Begin Material to process

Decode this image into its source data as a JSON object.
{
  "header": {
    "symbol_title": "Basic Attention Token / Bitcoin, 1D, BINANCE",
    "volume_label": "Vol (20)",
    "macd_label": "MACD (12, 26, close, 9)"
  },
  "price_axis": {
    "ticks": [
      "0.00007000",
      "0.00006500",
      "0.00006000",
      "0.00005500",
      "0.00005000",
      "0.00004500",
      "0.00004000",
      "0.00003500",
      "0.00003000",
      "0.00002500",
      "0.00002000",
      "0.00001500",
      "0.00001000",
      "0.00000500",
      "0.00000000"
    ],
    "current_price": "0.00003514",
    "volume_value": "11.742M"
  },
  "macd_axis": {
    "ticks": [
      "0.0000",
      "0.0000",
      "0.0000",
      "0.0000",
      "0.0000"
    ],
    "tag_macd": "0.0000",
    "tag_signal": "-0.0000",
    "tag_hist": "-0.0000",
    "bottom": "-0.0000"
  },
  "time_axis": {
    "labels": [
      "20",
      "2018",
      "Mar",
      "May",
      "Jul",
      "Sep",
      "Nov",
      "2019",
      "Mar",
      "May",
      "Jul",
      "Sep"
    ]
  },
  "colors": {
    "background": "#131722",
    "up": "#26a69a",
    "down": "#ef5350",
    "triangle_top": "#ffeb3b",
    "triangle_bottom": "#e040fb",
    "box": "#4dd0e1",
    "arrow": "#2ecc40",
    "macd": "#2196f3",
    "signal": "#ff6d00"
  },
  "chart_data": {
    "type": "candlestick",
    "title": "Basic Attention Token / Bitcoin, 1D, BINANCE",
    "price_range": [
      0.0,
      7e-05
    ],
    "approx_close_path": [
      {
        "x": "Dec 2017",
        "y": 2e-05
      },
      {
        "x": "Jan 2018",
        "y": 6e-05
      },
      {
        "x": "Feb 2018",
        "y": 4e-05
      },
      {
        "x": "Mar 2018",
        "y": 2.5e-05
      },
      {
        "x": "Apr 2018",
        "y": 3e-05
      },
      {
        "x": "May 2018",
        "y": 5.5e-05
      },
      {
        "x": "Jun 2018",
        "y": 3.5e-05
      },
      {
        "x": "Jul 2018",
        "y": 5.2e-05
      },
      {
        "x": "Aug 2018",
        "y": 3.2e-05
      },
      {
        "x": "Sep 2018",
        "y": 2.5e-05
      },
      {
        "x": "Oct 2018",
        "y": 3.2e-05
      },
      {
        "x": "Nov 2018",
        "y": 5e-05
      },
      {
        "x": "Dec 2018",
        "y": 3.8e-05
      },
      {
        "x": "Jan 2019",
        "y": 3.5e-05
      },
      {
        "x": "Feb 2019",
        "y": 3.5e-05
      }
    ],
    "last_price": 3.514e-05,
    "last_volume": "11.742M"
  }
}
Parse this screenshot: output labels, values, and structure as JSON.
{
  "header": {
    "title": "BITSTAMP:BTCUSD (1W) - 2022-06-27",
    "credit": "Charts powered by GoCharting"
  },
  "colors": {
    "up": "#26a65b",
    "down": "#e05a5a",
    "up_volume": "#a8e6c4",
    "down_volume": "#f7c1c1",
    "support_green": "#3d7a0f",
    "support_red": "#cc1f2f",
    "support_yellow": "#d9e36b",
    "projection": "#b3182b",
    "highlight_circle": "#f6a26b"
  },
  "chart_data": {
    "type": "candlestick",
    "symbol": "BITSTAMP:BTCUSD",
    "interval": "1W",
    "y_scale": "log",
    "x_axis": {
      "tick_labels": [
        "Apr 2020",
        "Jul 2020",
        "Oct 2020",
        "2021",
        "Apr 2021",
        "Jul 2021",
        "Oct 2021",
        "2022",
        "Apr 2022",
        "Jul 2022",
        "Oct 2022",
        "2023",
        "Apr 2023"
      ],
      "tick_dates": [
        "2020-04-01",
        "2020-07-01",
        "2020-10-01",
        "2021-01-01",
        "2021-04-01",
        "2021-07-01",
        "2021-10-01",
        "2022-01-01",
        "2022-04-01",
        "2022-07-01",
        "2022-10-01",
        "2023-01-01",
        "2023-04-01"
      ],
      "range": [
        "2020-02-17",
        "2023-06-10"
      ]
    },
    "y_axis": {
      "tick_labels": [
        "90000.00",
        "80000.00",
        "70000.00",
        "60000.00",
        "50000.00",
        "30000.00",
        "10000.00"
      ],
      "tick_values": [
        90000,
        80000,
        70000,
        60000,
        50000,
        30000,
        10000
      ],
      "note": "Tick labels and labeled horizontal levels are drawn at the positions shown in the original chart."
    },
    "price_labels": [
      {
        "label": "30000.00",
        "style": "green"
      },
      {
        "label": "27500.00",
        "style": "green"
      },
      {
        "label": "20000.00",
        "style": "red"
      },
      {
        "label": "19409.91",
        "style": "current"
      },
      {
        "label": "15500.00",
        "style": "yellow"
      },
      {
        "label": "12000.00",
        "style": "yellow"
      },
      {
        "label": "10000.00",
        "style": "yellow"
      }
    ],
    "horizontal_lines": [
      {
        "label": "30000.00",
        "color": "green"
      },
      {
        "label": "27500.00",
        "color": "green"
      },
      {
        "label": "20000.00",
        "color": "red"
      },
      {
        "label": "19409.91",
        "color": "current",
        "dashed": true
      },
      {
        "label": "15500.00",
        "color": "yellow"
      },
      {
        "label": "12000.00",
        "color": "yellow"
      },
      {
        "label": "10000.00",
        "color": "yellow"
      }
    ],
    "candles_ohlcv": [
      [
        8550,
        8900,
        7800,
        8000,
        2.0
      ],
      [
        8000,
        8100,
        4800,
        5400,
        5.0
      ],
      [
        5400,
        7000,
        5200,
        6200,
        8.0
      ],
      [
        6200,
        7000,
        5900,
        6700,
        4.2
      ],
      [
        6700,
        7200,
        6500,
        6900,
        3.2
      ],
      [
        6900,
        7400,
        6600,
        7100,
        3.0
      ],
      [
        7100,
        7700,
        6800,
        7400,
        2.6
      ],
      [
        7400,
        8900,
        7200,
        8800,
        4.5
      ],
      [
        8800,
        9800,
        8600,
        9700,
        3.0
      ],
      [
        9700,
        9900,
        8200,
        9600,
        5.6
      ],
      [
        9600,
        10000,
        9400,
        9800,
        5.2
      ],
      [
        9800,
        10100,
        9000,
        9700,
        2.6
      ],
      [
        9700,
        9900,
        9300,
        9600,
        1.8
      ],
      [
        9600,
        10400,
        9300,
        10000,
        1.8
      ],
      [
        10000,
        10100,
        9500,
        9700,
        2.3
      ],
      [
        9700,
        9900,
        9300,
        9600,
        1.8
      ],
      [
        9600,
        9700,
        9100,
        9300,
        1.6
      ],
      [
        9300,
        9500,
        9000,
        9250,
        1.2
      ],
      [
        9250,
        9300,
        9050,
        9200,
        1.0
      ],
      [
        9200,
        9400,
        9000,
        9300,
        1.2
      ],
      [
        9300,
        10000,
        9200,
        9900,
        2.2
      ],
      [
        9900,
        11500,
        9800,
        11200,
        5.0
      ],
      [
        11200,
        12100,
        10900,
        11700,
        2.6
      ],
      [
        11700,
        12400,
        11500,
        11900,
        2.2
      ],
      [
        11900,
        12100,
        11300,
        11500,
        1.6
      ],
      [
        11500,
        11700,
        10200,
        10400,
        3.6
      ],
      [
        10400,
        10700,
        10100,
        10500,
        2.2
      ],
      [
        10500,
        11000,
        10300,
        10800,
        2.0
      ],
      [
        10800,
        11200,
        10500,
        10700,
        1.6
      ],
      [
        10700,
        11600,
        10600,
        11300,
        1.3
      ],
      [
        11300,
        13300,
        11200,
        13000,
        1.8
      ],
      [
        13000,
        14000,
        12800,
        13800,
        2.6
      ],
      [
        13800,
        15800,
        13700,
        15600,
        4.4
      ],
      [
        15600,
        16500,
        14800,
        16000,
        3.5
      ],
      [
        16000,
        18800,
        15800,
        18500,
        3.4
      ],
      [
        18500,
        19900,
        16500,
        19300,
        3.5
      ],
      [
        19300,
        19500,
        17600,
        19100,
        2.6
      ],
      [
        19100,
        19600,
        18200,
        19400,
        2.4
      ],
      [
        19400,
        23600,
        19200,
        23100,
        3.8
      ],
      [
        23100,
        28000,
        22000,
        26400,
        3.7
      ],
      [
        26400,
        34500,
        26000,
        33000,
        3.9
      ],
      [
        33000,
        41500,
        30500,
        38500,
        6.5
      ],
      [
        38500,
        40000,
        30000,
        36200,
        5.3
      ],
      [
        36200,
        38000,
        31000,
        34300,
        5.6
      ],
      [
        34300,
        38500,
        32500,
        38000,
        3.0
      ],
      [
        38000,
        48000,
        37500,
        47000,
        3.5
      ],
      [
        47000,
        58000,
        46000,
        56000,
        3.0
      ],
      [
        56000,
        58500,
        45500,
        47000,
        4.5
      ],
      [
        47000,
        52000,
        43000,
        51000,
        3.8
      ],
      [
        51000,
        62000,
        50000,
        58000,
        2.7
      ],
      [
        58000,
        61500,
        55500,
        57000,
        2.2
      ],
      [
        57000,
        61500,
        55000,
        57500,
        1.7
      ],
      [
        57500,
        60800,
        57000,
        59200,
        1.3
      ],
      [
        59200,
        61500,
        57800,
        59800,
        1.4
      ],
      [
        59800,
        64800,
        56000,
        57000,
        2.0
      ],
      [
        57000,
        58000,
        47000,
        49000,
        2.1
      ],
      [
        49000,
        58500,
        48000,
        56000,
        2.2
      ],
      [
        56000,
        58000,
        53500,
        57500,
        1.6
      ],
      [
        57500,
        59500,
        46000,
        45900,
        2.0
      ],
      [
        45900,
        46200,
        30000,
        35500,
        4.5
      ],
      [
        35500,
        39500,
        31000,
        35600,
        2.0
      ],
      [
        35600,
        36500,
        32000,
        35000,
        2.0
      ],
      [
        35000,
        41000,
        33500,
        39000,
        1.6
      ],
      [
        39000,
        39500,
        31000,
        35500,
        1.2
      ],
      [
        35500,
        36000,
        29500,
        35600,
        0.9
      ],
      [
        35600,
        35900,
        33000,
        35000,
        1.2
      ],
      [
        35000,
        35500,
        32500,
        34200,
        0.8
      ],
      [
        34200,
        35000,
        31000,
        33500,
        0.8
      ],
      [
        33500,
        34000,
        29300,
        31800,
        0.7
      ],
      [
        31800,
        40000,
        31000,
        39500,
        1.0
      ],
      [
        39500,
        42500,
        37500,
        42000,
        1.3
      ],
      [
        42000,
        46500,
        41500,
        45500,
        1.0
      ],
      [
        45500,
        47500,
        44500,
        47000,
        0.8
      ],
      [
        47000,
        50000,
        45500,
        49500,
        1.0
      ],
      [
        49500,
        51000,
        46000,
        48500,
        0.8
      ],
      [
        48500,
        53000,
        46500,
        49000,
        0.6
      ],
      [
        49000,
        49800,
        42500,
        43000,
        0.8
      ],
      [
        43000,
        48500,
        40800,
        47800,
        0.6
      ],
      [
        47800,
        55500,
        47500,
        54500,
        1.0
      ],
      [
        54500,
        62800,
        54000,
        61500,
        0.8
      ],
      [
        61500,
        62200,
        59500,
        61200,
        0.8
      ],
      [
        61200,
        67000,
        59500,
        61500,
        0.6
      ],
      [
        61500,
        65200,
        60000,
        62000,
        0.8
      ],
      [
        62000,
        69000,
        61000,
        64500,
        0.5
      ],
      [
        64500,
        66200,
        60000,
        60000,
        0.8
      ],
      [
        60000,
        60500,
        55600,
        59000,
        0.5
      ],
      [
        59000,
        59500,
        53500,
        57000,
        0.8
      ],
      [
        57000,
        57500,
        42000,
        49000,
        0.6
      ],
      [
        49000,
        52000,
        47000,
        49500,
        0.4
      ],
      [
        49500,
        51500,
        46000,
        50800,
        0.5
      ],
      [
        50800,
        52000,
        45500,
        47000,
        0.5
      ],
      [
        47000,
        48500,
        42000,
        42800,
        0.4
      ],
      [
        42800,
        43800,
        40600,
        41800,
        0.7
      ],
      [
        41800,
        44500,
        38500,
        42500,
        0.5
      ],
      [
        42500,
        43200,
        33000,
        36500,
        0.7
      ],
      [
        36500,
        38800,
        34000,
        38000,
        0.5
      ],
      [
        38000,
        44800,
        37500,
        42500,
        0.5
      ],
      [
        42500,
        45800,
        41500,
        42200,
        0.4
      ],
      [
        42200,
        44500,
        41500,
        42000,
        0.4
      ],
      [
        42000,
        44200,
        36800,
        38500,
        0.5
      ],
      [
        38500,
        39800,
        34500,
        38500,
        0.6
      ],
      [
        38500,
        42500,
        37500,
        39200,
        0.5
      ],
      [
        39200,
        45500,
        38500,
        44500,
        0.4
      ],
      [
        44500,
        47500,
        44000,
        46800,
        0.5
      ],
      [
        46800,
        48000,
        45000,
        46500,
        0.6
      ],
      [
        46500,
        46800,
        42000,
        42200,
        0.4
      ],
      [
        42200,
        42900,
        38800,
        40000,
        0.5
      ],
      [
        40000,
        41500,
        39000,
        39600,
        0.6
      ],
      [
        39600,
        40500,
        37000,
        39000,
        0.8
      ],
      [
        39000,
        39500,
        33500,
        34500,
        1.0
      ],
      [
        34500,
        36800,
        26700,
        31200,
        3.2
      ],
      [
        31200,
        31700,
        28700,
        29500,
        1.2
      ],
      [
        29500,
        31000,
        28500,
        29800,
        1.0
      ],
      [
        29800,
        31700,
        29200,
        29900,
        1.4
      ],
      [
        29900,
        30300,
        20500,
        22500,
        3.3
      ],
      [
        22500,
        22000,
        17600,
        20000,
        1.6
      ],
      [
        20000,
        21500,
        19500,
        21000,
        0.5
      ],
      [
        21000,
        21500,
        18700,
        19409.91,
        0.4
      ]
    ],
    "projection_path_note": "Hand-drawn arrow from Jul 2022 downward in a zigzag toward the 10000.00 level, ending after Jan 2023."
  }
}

End Material to process

▸ **Your instructions**:
Identify every line above that includes the word "BTCUSD", and show those lines.

▸ **Solution to the exercise**:
    "title": "BITSTAMP:BTCUSD (1W) - 2022-06-27",
    "symbol": "BITSTAMP:BTCUSD",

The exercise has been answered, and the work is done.